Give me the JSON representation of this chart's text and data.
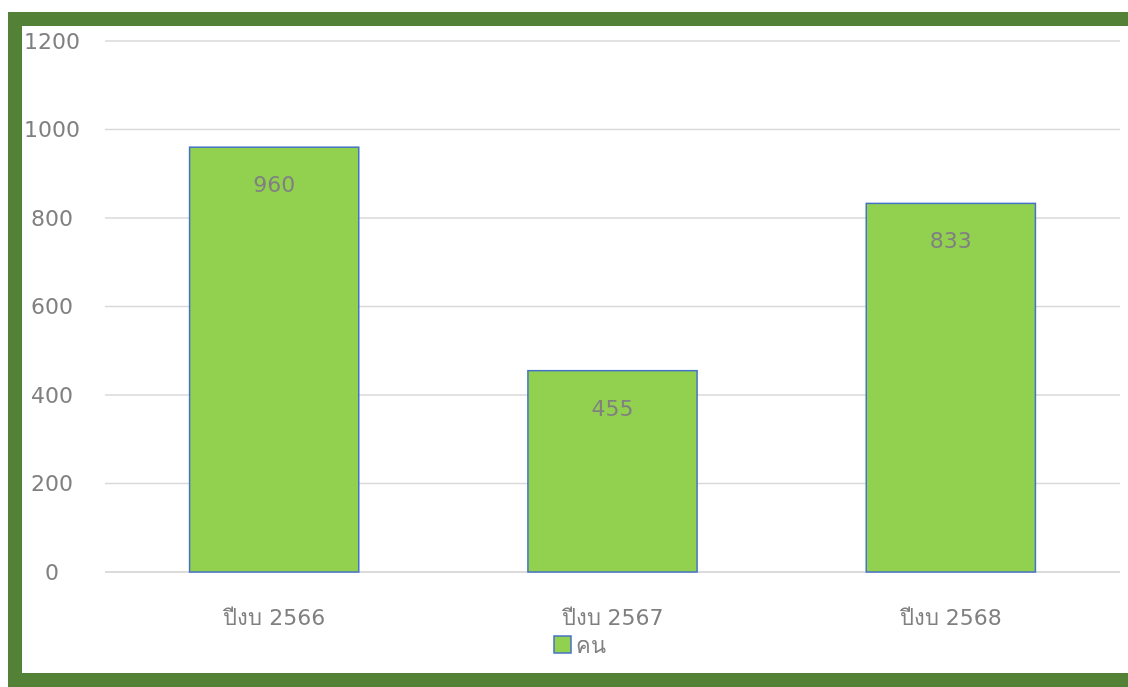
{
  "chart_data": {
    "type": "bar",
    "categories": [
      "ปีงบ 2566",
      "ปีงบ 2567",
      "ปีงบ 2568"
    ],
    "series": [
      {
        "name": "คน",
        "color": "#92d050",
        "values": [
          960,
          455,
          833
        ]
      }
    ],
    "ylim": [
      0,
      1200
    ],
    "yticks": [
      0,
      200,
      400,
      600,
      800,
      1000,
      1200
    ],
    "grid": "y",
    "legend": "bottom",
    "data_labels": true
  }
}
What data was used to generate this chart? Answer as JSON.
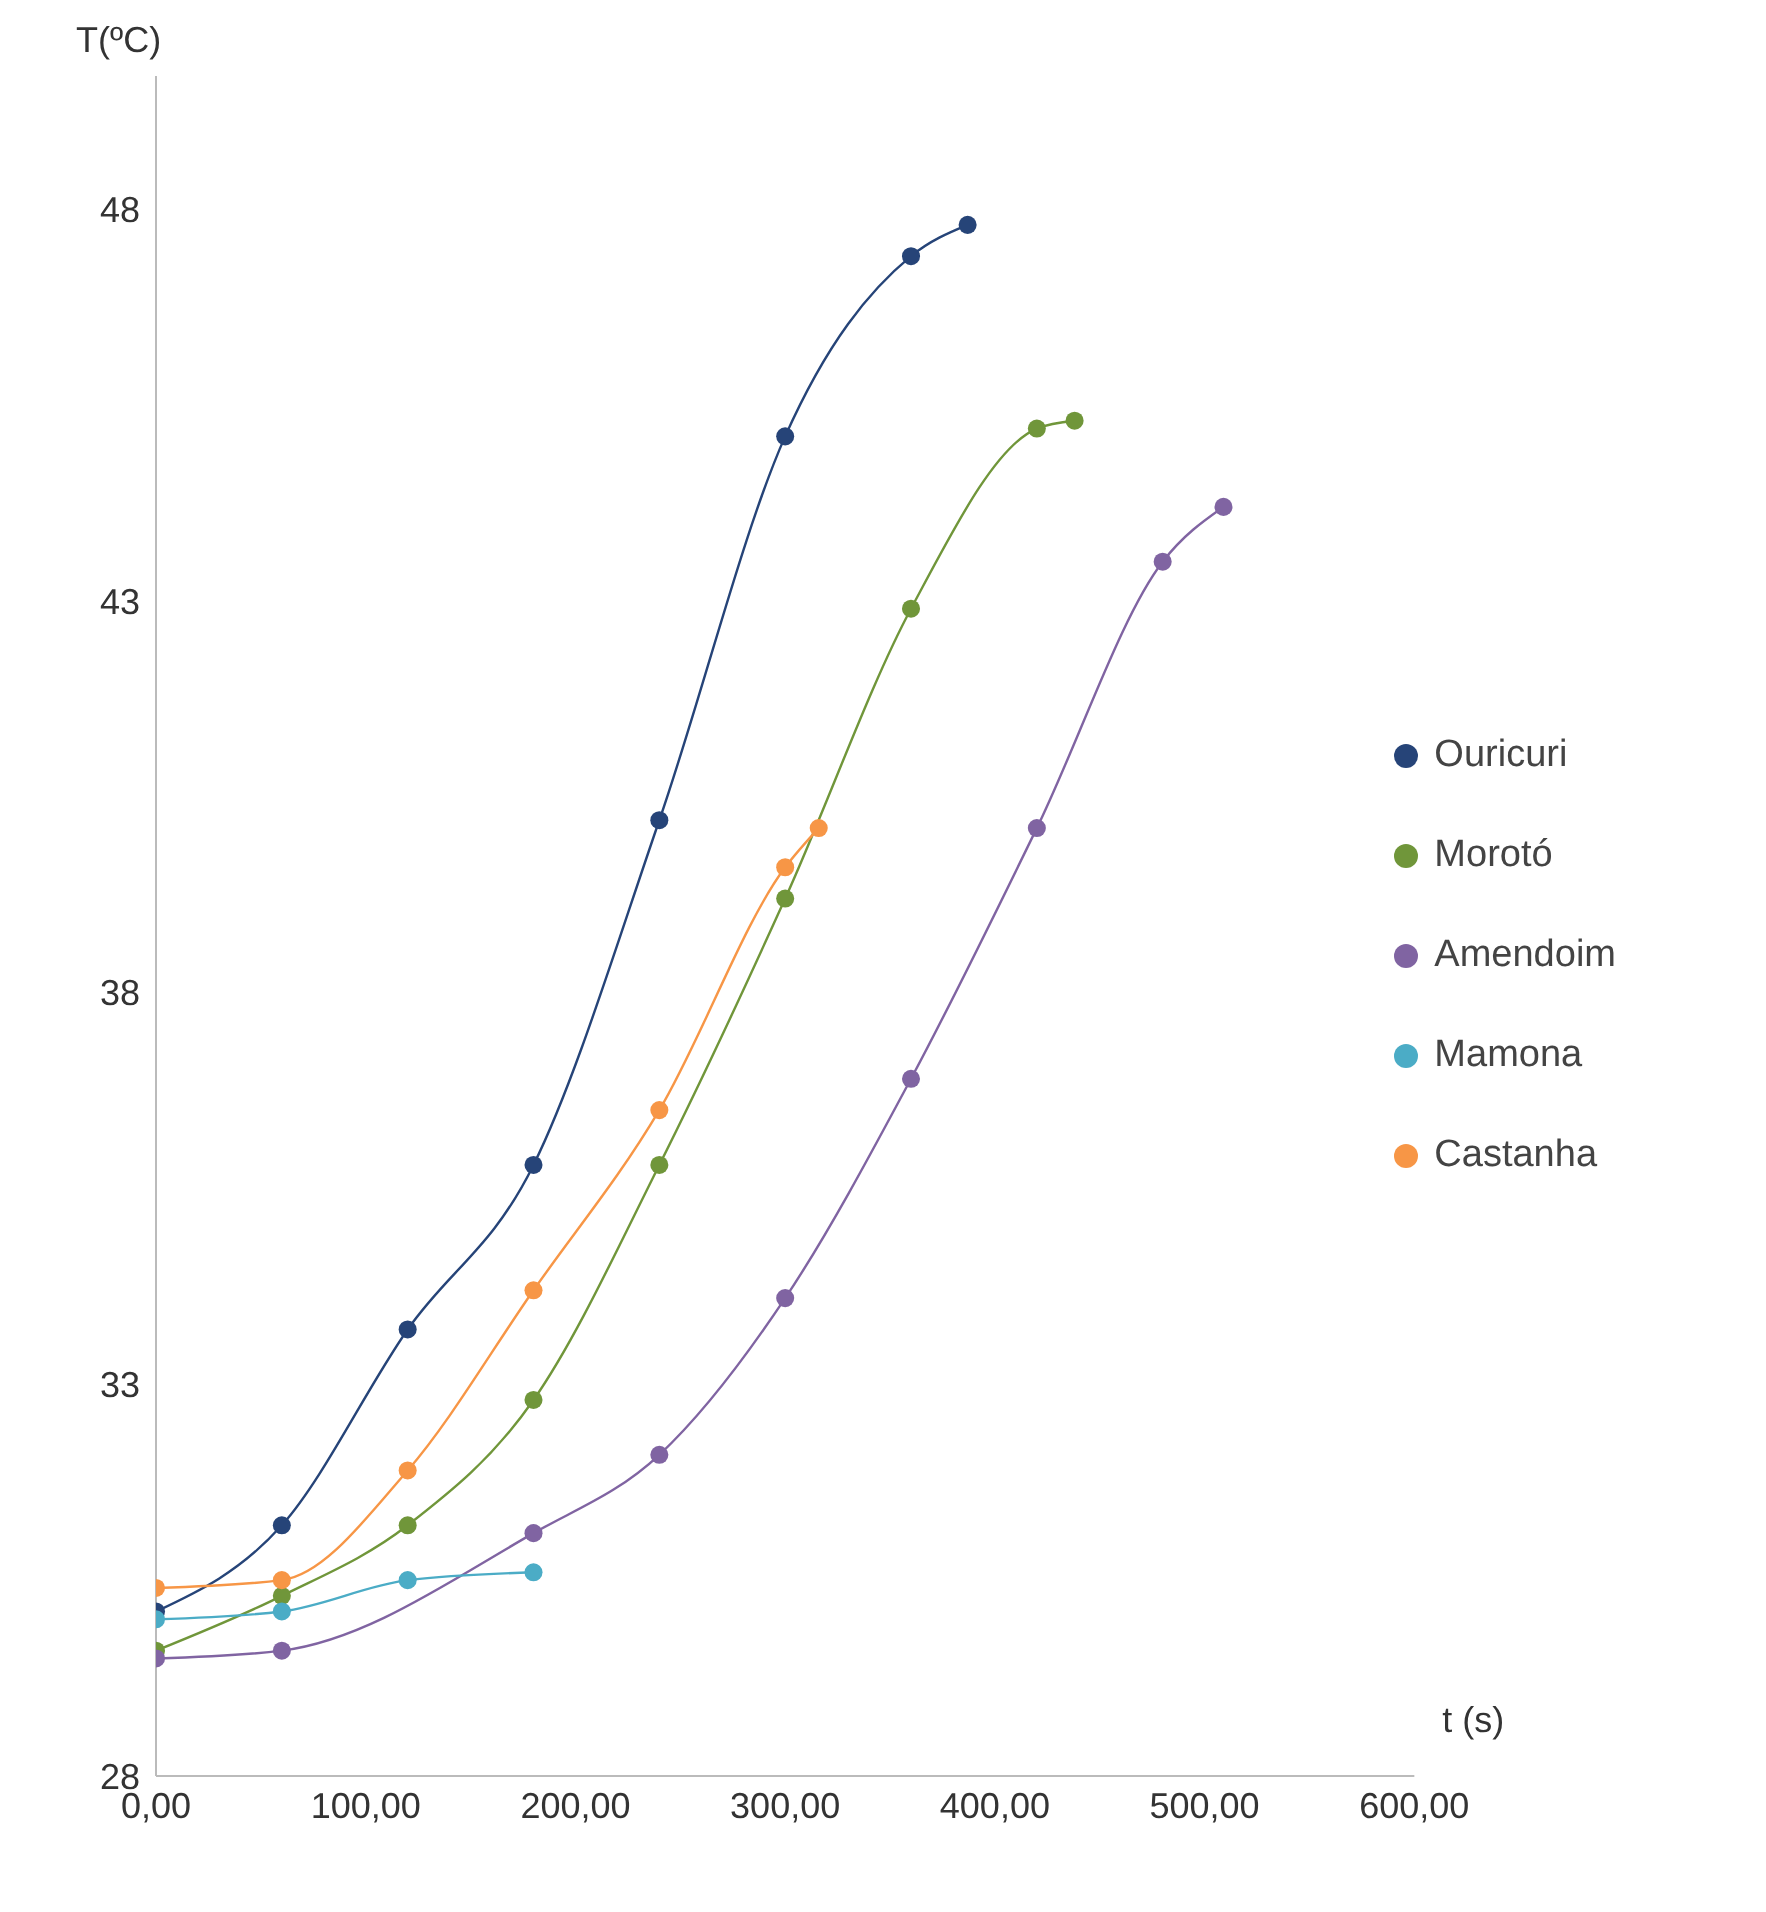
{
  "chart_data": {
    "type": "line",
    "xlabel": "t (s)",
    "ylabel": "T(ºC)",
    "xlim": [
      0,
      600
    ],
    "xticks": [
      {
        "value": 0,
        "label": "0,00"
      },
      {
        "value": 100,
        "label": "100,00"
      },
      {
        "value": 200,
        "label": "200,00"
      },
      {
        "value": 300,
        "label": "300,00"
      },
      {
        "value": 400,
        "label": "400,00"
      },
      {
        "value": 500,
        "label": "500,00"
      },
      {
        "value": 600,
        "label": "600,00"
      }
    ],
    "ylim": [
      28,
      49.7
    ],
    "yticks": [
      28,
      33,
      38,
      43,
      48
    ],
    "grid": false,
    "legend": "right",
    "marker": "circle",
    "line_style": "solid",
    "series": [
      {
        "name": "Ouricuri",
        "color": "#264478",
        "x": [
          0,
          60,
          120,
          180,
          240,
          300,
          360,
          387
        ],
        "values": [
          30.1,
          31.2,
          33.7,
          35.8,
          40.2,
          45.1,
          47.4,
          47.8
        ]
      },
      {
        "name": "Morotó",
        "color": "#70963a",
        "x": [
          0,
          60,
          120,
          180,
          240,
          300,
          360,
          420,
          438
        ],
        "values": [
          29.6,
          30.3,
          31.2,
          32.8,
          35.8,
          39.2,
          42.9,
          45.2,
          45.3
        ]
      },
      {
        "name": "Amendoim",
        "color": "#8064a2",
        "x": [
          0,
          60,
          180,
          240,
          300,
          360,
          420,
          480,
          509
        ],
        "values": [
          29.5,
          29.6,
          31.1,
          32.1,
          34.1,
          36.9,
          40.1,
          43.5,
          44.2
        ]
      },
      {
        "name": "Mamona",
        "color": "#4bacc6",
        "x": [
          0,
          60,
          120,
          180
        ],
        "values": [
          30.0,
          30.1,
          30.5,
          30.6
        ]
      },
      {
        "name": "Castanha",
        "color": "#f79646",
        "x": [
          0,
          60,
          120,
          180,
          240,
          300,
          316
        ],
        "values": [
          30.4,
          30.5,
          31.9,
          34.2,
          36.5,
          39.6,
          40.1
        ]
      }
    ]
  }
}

========================================

Output the data above without changes, apart from leaving out the pictures.

Give me the JSON representation of this chart's text and data.
{
  "chart_data": {
    "type": "bar",
    "categories": [
      "ปีงบ 2566",
      "ปีงบ 2567",
      "ปีงบ 2568"
    ],
    "series": [
      {
        "name": "คน",
        "color": "#92d050",
        "values": [
          960,
          455,
          833
        ]
      }
    ],
    "ylim": [
      0,
      1200
    ],
    "yticks": [
      0,
      200,
      400,
      600,
      800,
      1000,
      1200
    ],
    "grid": "y",
    "legend": "bottom",
    "data_labels": true
  }
}
What data was used to generate this chart? Answer as JSON.
{
  "chart_data": {
    "type": "line",
    "xlabel": "t (s)",
    "ylabel": "T(ºC)",
    "xlim": [
      0,
      600
    ],
    "xticks": [
      {
        "value": 0,
        "label": "0,00"
      },
      {
        "value": 100,
        "label": "100,00"
      },
      {
        "value": 200,
        "label": "200,00"
      },
      {
        "value": 300,
        "label": "300,00"
      },
      {
        "value": 400,
        "label": "400,00"
      },
      {
        "value": 500,
        "label": "500,00"
      },
      {
        "value": 600,
        "label": "600,00"
      }
    ],
    "ylim": [
      28,
      49.7
    ],
    "yticks": [
      28,
      33,
      38,
      43,
      48
    ],
    "grid": false,
    "legend": "right",
    "marker": "circle",
    "line_style": "solid",
    "series": [
      {
        "name": "Ouricuri",
        "color": "#264478",
        "x": [
          0,
          60,
          120,
          180,
          240,
          300,
          360,
          387
        ],
        "values": [
          30.1,
          31.2,
          33.7,
          35.8,
          40.2,
          45.1,
          47.4,
          47.8
        ]
      },
      {
        "name": "Morotó",
        "color": "#70963a",
        "x": [
          0,
          60,
          120,
          180,
          240,
          300,
          360,
          420,
          438
        ],
        "values": [
          29.6,
          30.3,
          31.2,
          32.8,
          35.8,
          39.2,
          42.9,
          45.2,
          45.3
        ]
      },
      {
        "name": "Amendoim",
        "color": "#8064a2",
        "x": [
          0,
          60,
          180,
          240,
          300,
          360,
          420,
          480,
          509
        ],
        "values": [
          29.5,
          29.6,
          31.1,
          32.1,
          34.1,
          36.9,
          40.1,
          43.5,
          44.2
        ]
      },
      {
        "name": "Mamona",
        "color": "#4bacc6",
        "x": [
          0,
          60,
          120,
          180
        ],
        "values": [
          30.0,
          30.1,
          30.5,
          30.6
        ]
      },
      {
        "name": "Castanha",
        "color": "#f79646",
        "x": [
          0,
          60,
          120,
          180,
          240,
          300,
          316
        ],
        "values": [
          30.4,
          30.5,
          31.9,
          34.2,
          36.5,
          39.6,
          40.1
        ]
      }
    ]
  }
}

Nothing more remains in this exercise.